WORK TO DO: Check every line below for the word "JSON" and copy the ones that have it.

-- Start of THE RECORDS --

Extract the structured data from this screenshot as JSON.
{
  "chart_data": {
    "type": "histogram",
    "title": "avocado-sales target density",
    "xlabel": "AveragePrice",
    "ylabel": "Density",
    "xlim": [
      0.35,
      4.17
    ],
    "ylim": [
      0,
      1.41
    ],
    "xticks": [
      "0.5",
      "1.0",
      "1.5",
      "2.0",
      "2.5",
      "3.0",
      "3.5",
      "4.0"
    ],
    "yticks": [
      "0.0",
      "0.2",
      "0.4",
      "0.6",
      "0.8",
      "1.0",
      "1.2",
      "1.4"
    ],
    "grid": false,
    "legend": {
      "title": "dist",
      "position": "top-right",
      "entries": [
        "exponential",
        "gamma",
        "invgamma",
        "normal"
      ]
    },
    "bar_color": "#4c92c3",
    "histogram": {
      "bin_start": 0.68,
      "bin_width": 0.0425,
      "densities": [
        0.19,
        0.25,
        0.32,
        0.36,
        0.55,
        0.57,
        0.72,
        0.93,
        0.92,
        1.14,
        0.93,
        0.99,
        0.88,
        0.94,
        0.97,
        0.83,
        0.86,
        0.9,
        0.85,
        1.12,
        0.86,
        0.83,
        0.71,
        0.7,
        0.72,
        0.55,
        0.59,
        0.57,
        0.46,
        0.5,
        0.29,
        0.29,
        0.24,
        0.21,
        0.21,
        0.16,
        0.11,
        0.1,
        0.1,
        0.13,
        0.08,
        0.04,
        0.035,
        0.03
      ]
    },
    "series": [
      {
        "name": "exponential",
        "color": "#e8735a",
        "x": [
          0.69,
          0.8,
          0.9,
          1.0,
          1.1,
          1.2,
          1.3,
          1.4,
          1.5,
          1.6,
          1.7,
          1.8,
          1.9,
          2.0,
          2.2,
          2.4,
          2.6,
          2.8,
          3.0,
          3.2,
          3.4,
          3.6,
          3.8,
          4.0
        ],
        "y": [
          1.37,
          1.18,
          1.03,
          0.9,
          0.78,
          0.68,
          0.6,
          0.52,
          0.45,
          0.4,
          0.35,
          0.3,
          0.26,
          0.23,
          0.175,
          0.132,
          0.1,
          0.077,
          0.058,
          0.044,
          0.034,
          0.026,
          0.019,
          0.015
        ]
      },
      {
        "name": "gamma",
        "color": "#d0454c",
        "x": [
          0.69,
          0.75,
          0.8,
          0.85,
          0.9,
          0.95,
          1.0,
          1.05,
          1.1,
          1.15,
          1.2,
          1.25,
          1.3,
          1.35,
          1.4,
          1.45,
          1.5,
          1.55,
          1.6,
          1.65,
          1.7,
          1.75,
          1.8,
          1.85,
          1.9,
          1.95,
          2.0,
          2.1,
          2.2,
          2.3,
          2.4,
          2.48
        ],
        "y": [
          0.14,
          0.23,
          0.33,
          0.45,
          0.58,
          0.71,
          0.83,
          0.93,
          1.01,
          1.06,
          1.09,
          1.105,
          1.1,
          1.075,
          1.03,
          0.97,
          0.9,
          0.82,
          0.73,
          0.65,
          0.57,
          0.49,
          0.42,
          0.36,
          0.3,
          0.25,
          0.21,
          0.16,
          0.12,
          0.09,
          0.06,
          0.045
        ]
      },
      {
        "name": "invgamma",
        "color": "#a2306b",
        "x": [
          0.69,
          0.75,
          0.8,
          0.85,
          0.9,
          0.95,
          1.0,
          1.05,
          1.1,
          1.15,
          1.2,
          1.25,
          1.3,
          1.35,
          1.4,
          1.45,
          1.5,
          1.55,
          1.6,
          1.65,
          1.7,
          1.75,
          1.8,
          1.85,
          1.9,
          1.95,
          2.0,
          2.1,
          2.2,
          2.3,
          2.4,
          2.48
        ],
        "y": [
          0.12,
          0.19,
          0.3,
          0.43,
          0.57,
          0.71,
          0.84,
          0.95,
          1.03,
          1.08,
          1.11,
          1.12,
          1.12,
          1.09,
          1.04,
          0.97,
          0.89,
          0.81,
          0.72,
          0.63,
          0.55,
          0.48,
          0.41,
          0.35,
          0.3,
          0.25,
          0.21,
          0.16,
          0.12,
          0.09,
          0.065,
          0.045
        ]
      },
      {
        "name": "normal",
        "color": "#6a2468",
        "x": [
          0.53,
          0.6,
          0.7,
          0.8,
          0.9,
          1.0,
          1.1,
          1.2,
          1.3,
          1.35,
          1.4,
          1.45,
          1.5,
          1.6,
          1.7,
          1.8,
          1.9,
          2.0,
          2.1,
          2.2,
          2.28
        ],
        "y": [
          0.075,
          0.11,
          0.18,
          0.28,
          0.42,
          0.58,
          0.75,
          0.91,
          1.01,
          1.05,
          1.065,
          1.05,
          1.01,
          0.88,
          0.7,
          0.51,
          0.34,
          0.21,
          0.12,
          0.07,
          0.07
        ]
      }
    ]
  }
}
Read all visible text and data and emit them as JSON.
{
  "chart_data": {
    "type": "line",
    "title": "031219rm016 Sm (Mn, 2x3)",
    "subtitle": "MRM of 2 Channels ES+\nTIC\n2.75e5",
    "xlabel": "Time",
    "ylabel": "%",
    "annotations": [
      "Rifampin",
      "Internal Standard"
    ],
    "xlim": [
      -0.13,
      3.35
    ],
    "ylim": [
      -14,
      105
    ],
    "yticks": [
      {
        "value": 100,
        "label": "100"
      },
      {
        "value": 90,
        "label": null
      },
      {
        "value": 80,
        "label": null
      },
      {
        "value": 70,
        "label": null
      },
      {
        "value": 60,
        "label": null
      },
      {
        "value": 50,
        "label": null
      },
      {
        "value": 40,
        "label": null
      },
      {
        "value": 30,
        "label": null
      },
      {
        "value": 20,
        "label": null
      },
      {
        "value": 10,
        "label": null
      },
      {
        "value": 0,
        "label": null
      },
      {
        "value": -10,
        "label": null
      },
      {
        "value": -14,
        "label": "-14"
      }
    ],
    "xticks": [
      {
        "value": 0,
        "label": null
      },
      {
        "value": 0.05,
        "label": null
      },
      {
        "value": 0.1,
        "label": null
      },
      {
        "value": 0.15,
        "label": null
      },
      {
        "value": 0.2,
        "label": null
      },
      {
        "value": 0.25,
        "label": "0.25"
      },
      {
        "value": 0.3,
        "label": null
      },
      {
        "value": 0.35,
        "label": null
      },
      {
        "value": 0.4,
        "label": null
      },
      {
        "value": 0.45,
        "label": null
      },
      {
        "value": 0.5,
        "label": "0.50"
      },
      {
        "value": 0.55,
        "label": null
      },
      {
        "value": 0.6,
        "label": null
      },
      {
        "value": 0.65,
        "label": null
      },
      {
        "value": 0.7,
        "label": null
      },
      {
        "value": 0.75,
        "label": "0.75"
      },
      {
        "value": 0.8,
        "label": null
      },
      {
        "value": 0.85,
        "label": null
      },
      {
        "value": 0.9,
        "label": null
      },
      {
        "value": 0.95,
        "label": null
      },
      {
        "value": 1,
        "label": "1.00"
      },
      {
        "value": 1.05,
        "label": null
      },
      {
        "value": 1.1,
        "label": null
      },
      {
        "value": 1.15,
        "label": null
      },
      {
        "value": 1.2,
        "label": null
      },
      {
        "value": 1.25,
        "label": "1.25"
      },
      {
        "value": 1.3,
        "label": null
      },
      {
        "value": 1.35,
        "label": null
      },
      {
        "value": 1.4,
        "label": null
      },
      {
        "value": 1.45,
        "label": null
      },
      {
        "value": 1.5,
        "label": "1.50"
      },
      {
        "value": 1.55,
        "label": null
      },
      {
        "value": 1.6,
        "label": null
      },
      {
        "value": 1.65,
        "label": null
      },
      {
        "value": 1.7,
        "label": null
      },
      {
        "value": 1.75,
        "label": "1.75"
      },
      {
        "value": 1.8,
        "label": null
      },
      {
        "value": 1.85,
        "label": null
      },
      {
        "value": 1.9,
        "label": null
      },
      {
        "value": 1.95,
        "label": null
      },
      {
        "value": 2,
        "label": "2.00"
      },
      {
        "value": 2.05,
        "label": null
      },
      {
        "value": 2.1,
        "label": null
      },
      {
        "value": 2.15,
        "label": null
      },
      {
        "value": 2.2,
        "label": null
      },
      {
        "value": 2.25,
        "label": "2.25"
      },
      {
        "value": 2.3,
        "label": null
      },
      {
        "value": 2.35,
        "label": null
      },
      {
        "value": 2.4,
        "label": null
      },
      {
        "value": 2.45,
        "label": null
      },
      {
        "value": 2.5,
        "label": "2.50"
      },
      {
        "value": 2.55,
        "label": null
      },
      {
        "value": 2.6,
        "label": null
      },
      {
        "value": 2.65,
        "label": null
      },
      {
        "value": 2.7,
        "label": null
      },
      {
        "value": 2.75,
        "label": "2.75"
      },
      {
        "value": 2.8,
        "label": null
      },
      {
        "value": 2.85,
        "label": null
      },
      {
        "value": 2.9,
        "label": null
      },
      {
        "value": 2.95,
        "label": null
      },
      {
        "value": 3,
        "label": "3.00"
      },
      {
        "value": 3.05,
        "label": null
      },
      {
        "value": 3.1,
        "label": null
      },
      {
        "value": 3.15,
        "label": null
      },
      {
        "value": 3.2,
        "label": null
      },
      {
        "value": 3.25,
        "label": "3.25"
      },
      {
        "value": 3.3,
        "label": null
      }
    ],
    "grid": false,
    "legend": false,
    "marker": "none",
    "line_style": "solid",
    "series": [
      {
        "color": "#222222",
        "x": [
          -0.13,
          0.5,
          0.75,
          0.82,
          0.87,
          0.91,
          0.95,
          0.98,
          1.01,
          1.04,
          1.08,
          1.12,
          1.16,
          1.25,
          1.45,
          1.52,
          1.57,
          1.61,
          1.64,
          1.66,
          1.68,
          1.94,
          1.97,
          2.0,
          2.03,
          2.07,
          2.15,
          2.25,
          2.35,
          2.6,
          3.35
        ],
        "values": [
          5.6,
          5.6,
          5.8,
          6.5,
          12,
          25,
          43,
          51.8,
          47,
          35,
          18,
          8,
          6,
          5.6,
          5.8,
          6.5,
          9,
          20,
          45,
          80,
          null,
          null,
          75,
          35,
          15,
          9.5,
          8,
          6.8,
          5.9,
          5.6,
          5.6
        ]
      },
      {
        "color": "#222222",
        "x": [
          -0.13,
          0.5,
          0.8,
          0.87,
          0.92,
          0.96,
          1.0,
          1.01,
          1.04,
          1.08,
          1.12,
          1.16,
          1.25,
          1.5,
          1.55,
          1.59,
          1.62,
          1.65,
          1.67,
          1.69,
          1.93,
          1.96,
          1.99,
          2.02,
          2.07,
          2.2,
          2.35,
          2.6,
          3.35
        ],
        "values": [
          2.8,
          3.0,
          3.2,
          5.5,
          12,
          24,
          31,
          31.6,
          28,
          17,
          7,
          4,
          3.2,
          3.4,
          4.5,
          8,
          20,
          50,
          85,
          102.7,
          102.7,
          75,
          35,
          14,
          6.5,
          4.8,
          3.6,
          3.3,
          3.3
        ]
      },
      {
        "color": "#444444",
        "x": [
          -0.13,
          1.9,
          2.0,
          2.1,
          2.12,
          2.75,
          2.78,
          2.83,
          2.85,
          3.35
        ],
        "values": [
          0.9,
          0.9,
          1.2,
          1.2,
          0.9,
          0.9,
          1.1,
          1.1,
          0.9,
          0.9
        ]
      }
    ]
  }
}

-- End of THE RECORDS --

RESULT OF THIS EXERCISE:
Extract the structured data from this screenshot as JSON.
Read all visible text and data and emit them as JSON.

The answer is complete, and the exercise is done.